Request – The records below are to be repeated in full, exactly as they are.

Task input –
++++++++

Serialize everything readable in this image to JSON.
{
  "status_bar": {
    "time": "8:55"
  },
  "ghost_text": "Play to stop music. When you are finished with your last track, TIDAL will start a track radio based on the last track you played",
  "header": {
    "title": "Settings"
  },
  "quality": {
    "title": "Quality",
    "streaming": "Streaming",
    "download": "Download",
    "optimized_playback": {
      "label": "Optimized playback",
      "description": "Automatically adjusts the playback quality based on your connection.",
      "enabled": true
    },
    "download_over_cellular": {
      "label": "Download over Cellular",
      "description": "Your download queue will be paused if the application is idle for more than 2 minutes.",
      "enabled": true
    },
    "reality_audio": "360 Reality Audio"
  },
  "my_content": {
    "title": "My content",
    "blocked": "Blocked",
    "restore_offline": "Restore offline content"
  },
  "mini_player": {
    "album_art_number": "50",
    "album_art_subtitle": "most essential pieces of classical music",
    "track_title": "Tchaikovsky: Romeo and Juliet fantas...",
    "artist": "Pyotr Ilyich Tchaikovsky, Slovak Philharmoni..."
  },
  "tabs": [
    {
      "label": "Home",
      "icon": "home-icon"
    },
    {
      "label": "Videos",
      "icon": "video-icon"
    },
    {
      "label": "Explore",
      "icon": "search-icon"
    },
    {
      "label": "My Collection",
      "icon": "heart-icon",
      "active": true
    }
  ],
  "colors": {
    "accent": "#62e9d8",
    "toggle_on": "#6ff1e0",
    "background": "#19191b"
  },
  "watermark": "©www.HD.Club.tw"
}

++++++++

Solved exercise –
Serialize everything readable in this image to JSON.
{
  "status_bar": {
    "time": "8:55"
  },
  "ghost_text": "Play to stop music. When you are finished with your last track, TIDAL will start a track radio based on the last track you played",
  "header": {
    "title": "Settings"
  },
  "quality": {
    "title": "Quality",
    "streaming": "Streaming",
    "download": "Download",
    "optimized_playback": {
      "label": "Optimized playback",
      "description": "Automatically adjusts the playback quality based on your connection.",
      "enabled": true
    },
    "download_over_cellular": {
      "label": "Download over Cellular",
      "description": "Your download queue will be paused if the application is idle for more than 2 minutes.",
      "enabled": true
    },
    "reality_audio": "360 Reality Audio"
  },
  "my_content": {
    "title": "My content",
    "blocked": "Blocked",
    "restore_offline": "Restore offline content"
  },
  "mini_player": {
    "album_art_number": "50",
    "album_art_subtitle": "most essential pieces of classical music",
    "track_title": "Tchaikovsky: Romeo and Juliet fantas...",
    "artist": "Pyotr Ilyich Tchaikovsky, Slovak Philharmoni..."
  },
  "tabs": [
    {
      "label": "Home",
      "icon": "home-icon"
    },
    {
      "label": "Videos",
      "icon": "video-icon"
    },
    {
      "label": "Explore",
      "icon": "search-icon"
    },
    {
      "label": "My Collection",
      "icon": "heart-icon",
      "active": true
    }
  ],
  "colors": {
    "accent": "#62e9d8",
    "toggle_on": "#6ff1e0",
    "background": "#19191b"
  },
  "watermark": "©www.HD.Club.tw"
}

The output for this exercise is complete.